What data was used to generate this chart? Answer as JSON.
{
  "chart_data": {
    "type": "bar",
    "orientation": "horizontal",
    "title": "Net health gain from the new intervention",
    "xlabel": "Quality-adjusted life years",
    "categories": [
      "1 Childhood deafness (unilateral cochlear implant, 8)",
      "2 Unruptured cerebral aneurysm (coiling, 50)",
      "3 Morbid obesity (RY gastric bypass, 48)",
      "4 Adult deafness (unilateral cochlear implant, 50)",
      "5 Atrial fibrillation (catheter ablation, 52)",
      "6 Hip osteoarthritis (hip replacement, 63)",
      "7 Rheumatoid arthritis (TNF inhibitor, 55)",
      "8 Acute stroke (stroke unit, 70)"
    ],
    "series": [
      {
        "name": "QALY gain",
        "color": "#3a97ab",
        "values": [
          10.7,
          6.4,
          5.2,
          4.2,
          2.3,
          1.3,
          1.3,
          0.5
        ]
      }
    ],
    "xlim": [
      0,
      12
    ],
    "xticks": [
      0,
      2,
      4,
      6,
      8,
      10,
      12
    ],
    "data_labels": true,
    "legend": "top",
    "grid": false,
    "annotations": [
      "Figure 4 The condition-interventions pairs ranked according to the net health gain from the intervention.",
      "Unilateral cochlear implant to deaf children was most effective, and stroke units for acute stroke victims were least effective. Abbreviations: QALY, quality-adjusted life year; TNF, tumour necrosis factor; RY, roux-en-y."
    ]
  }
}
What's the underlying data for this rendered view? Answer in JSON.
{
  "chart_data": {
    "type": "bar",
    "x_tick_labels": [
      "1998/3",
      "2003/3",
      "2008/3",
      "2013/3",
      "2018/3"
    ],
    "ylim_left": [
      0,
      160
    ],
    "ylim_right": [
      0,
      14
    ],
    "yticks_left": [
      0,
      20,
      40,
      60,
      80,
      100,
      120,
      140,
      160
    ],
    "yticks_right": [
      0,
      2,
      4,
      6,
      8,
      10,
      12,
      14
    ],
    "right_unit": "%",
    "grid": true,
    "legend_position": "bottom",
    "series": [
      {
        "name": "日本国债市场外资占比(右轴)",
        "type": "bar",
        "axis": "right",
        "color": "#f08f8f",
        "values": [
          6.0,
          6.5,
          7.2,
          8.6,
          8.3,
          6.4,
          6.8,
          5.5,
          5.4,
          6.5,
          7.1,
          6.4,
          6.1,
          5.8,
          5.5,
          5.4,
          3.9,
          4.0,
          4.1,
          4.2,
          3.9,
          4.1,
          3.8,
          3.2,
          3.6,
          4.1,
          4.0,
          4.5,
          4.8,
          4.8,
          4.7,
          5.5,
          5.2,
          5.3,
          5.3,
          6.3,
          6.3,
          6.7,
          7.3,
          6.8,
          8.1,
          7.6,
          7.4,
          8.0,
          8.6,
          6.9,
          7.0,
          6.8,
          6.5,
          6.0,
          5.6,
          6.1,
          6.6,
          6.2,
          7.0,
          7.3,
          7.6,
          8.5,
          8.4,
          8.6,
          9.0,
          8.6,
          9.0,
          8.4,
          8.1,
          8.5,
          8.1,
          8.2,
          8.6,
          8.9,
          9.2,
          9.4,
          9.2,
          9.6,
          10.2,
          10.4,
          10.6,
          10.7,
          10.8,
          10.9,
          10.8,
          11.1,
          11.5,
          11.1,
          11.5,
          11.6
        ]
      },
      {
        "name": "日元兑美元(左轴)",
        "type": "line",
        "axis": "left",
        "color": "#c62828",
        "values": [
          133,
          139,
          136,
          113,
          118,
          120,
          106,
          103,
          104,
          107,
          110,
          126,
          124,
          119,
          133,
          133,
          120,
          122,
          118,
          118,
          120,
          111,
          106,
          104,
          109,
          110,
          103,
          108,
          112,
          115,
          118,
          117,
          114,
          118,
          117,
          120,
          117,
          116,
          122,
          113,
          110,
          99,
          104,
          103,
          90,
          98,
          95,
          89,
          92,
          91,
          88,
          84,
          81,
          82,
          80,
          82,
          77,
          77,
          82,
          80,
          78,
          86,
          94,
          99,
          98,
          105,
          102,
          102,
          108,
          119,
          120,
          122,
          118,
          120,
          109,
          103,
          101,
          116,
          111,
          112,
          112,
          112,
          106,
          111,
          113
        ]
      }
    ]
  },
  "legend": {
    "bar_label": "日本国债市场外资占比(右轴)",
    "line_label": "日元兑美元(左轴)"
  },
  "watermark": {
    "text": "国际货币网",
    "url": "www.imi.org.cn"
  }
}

Written problem:
Retype the listing exactly, in full.

Finished exercise:
What data was used to generate this chart? Answer as JSON.
{
  "chart_data": {
    "type": "bar",
    "orientation": "horizontal",
    "title": "Net health gain from the new intervention",
    "xlabel": "Quality-adjusted life years",
    "categories": [
      "1 Childhood deafness (unilateral cochlear implant, 8)",
      "2 Unruptured cerebral aneurysm (coiling, 50)",
      "3 Morbid obesity (RY gastric bypass, 48)",
      "4 Adult deafness (unilateral cochlear implant, 50)",
      "5 Atrial fibrillation (catheter ablation, 52)",
      "6 Hip osteoarthritis (hip replacement, 63)",
      "7 Rheumatoid arthritis (TNF inhibitor, 55)",
      "8 Acute stroke (stroke unit, 70)"
    ],
    "series": [
      {
        "name": "QALY gain",
        "color": "#3a97ab",
        "values": [
          10.7,
          6.4,
          5.2,
          4.2,
          2.3,
          1.3,
          1.3,
          0.5
        ]
      }
    ],
    "xlim": [
      0,
      12
    ],
    "xticks": [
      0,
      2,
      4,
      6,
      8,
      10,
      12
    ],
    "data_labels": true,
    "legend": "top",
    "grid": false,
    "annotations": [
      "Figure 4 The condition-interventions pairs ranked according to the net health gain from the intervention.",
      "Unilateral cochlear implant to deaf children was most effective, and stroke units for acute stroke victims were least effective. Abbreviations: QALY, quality-adjusted life year; TNF, tumour necrosis factor; RY, roux-en-y."
    ]
  }
}
What's the underlying data for this rendered view? Answer in JSON.
{
  "chart_data": {
    "type": "bar",
    "x_tick_labels": [
      "1998/3",
      "2003/3",
      "2008/3",
      "2013/3",
      "2018/3"
    ],
    "ylim_left": [
      0,
      160
    ],
    "ylim_right": [
      0,
      14
    ],
    "yticks_left": [
      0,
      20,
      40,
      60,
      80,
      100,
      120,
      140,
      160
    ],
    "yticks_right": [
      0,
      2,
      4,
      6,
      8,
      10,
      12,
      14
    ],
    "right_unit": "%",
    "grid": true,
    "legend_position": "bottom",
    "series": [
      {
        "name": "日本国债市场外资占比(右轴)",
        "type": "bar",
        "axis": "right",
        "color": "#f08f8f",
        "values": [
          6.0,
          6.5,
          7.2,
          8.6,
          8.3,
          6.4,
          6.8,
          5.5,
          5.4,
          6.5,
          7.1,
          6.4,
          6.1,
          5.8,
          5.5,
          5.4,
          3.9,
          4.0,
          4.1,
          4.2,
          3.9,
          4.1,
          3.8,
          3.2,
          3.6,
          4.1,
          4.0,
          4.5,
          4.8,
          4.8,
          4.7,
          5.5,
          5.2,
          5.3,
          5.3,
          6.3,
          6.3,
          6.7,
          7.3,
          6.8,
          8.1,
          7.6,
          7.4,
          8.0,
          8.6,
          6.9,
          7.0,
          6.8,
          6.5,
          6.0,
          5.6,
          6.1,
          6.6,
          6.2,
          7.0,
          7.3,
          7.6,
          8.5,
          8.4,
          8.6,
          9.0,
          8.6,
          9.0,
          8.4,
          8.1,
          8.5,
          8.1,
          8.2,
          8.6,
          8.9,
          9.2,
          9.4,
          9.2,
          9.6,
          10.2,
          10.4,
          10.6,
          10.7,
          10.8,
          10.9,
          10.8,
          11.1,
          11.5,
          11.1,
          11.5,
          11.6
        ]
      },
      {
        "name": "日元兑美元(左轴)",
        "type": "line",
        "axis": "left",
        "color": "#c62828",
        "values": [
          133,
          139,
          136,
          113,
          118,
          120,
          106,
          103,
          104,
          107,
          110,
          126,
          124,
          119,
          133,
          133,
          120,
          122,
          118,
          118,
          120,
          111,
          106,
          104,
          109,
          110,
          103,
          108,
          112,
          115,
          118,
          117,
          114,
          118,
          117,
          120,
          117,
          116,
          122,
          113,
          110,
          99,
          104,
          103,
          90,
          98,
          95,
          89,
          92,
          91,
          88,
          84,
          81,
          82,
          80,
          82,
          77,
          77,
          82,
          80,
          78,
          86,
          94,
          99,
          98,
          105,
          102,
          102,
          108,
          119,
          120,
          122,
          118,
          120,
          109,
          103,
          101,
          116,
          111,
          112,
          112,
          112,
          106,
          111,
          113
        ]
      }
    ]
  },
  "legend": {
    "bar_label": "日本国债市场外资占比(右轴)",
    "line_label": "日元兑美元(左轴)"
  },
  "watermark": {
    "text": "国际货币网",
    "url": "www.imi.org.cn"
  }
}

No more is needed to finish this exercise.